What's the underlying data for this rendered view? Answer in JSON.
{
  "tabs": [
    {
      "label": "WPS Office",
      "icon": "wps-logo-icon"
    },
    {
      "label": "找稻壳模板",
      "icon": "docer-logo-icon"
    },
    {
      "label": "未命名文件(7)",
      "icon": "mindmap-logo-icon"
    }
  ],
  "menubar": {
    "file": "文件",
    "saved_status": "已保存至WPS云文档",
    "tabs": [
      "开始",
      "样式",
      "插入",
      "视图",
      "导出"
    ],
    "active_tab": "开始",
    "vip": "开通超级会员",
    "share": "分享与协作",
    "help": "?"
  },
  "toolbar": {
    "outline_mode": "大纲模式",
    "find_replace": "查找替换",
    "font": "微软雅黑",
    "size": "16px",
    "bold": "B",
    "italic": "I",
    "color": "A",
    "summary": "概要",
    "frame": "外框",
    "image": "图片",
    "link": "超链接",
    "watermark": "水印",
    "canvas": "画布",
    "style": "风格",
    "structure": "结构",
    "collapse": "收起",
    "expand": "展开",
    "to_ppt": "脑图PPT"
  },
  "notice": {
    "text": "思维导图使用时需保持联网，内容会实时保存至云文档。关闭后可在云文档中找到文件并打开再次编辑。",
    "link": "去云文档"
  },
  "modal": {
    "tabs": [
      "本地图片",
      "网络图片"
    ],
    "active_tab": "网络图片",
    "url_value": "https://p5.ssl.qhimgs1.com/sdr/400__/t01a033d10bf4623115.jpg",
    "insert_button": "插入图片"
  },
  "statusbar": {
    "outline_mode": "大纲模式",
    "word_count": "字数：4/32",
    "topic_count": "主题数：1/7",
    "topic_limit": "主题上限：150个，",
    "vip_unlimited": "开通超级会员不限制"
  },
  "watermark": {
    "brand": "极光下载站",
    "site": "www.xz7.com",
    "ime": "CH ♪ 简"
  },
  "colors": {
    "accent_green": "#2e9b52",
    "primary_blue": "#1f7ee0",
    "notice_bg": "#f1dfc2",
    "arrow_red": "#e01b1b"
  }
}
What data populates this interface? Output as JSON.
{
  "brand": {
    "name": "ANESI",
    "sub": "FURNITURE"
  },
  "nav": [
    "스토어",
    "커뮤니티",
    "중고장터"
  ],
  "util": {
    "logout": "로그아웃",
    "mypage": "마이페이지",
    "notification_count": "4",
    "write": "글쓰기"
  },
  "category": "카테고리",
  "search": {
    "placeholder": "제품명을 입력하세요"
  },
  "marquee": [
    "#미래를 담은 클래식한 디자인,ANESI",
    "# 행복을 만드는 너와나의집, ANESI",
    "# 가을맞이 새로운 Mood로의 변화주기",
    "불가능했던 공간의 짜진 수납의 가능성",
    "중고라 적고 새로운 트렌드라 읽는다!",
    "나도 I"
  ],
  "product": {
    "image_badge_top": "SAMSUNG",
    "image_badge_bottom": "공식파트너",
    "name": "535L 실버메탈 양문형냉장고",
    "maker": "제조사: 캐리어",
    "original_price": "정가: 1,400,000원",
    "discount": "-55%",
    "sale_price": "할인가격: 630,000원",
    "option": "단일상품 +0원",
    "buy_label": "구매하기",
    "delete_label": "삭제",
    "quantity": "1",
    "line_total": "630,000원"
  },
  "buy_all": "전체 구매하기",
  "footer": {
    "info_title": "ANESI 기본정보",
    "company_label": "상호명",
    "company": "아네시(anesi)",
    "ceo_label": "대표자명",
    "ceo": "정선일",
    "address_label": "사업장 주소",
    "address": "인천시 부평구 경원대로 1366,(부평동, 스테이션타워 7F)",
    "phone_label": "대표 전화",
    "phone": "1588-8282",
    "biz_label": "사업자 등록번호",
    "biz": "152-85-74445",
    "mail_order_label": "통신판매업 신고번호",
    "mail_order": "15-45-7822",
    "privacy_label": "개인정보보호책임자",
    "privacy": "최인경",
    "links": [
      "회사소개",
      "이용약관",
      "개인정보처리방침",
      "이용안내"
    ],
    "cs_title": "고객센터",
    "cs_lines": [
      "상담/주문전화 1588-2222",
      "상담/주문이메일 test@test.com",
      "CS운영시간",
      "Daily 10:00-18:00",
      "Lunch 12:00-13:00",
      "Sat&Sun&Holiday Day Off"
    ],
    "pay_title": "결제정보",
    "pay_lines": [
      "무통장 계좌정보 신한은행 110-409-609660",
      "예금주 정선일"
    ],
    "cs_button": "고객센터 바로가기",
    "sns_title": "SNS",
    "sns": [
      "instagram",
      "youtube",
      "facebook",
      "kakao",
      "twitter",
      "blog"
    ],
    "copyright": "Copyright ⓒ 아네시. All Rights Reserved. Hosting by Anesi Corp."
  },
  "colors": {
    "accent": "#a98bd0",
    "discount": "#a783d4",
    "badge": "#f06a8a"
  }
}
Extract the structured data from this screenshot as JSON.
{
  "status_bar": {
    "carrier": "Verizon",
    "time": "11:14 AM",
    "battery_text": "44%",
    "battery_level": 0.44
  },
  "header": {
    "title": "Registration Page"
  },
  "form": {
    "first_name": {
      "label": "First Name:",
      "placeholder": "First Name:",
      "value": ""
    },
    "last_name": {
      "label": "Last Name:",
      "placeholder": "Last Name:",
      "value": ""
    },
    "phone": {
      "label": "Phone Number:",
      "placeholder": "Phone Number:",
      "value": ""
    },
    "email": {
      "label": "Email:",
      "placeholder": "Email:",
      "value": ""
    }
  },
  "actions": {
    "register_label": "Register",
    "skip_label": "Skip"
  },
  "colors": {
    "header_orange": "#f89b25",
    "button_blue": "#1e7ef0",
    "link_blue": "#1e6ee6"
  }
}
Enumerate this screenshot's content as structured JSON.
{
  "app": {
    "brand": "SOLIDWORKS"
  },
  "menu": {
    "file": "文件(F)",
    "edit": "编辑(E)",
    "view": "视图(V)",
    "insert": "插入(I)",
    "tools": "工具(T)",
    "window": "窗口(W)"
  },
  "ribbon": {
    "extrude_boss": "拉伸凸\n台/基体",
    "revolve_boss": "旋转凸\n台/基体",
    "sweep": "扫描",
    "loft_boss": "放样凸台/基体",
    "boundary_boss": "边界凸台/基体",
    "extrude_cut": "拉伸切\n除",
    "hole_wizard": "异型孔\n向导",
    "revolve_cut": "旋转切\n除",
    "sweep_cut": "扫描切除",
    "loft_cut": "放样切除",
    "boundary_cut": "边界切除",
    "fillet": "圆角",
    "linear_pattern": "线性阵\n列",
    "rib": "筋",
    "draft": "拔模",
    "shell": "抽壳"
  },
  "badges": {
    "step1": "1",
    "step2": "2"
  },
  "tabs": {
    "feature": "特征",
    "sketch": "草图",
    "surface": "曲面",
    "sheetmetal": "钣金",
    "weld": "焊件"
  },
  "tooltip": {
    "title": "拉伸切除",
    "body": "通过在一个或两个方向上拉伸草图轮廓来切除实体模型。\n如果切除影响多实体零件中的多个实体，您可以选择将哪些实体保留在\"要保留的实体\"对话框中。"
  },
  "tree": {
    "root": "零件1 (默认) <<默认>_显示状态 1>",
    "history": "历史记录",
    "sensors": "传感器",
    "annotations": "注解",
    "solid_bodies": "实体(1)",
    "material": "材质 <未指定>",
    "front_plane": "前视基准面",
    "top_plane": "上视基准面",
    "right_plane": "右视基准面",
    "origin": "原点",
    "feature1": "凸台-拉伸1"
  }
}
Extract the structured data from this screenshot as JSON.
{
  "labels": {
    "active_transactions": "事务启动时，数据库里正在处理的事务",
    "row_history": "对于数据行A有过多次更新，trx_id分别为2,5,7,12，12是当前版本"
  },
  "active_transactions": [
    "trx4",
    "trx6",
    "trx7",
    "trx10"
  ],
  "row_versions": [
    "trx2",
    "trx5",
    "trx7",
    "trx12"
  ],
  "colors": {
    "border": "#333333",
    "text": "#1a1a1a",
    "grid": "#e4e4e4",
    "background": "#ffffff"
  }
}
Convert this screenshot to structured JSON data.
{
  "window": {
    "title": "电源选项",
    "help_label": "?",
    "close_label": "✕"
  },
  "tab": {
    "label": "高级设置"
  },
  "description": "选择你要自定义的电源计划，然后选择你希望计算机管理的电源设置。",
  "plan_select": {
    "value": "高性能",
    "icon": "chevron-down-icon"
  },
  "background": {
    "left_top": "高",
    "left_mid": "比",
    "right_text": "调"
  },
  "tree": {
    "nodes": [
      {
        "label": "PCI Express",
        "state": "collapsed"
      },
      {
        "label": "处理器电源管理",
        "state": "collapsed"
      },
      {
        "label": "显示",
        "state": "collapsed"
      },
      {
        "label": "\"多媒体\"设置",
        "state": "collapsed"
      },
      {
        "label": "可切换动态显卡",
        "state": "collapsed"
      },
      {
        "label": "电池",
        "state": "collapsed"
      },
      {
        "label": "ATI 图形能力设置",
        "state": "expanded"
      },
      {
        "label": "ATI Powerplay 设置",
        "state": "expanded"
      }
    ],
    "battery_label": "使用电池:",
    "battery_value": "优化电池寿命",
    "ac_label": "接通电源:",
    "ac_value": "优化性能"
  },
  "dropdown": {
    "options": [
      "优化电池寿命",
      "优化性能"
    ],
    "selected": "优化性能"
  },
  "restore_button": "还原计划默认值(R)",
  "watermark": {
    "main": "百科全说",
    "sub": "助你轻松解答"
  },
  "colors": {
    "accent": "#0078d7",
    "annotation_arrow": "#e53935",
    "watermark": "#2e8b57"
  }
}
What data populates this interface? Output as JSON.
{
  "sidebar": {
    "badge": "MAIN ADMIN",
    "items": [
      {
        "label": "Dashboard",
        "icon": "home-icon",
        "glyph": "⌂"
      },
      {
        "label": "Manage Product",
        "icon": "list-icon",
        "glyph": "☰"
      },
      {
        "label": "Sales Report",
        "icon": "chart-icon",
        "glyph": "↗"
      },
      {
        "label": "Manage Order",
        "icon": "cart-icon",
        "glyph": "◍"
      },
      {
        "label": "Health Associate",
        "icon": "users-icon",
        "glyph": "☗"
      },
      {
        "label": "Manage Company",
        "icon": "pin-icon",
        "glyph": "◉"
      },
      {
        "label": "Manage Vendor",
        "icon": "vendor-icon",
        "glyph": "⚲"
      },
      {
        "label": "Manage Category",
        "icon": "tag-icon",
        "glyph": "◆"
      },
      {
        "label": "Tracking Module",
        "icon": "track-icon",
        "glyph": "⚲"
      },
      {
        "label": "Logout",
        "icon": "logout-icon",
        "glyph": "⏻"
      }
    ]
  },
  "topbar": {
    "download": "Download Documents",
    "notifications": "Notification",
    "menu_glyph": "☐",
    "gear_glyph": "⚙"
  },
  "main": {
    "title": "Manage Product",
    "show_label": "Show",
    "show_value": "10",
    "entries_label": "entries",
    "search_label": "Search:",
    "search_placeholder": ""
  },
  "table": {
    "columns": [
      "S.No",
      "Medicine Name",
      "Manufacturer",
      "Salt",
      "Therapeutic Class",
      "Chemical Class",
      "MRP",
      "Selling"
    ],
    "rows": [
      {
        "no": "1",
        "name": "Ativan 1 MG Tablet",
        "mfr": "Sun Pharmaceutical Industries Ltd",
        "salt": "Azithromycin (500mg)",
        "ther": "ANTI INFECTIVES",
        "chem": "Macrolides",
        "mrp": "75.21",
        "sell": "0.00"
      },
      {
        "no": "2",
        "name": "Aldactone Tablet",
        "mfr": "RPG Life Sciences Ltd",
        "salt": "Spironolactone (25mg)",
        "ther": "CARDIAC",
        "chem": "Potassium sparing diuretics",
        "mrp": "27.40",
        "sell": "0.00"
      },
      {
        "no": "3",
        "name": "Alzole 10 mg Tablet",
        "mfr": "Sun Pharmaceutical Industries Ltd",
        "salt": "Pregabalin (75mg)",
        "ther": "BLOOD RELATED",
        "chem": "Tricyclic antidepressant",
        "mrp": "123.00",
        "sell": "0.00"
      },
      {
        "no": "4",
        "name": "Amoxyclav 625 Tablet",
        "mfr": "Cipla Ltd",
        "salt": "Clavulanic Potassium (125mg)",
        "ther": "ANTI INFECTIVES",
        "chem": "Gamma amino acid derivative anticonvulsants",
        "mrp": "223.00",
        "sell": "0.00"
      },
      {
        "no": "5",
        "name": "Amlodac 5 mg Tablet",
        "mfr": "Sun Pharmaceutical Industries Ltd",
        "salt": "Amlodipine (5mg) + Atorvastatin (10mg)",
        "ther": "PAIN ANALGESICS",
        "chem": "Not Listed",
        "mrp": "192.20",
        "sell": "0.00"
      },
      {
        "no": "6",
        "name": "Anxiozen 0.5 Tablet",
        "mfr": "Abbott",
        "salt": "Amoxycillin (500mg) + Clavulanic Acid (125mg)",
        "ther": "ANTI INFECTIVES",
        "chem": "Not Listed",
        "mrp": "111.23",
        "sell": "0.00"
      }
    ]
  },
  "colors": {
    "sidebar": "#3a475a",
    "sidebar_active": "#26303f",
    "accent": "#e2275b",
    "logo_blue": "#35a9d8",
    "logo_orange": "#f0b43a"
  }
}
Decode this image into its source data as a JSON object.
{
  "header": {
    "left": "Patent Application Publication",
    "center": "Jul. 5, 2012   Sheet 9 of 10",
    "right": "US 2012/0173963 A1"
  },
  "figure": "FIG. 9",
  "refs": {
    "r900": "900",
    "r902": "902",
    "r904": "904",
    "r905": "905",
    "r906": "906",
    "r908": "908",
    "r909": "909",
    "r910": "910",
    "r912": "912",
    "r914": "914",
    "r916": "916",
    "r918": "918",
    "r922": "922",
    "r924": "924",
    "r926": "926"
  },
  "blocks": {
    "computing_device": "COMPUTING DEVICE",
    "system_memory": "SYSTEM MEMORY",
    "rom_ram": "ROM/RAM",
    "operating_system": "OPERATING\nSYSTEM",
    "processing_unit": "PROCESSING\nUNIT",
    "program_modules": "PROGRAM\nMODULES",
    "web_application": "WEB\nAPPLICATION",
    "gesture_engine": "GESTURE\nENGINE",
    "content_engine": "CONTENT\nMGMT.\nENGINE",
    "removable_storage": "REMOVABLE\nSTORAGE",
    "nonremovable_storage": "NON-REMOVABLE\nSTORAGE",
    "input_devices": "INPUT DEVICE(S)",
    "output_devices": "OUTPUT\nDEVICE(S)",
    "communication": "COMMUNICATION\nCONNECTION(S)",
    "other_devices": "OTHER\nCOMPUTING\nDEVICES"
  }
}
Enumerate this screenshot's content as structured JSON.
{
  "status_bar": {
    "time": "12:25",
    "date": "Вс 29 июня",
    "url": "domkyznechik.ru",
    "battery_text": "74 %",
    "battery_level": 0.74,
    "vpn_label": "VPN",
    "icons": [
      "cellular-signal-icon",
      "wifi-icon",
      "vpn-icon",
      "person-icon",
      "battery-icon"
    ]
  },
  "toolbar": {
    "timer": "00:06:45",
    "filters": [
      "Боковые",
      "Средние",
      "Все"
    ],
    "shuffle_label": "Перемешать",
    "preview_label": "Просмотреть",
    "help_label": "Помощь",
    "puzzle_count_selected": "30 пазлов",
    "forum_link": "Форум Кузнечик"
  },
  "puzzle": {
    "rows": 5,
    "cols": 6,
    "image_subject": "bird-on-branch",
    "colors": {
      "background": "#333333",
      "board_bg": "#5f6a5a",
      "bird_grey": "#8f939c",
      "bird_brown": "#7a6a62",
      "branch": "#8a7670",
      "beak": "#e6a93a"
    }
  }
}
──────────
Which lines in the records above contain the string "Number"? Copy each one.

__Task answer__:
      "label": "Phone Number:",
      "placeholder": "Phone Number:",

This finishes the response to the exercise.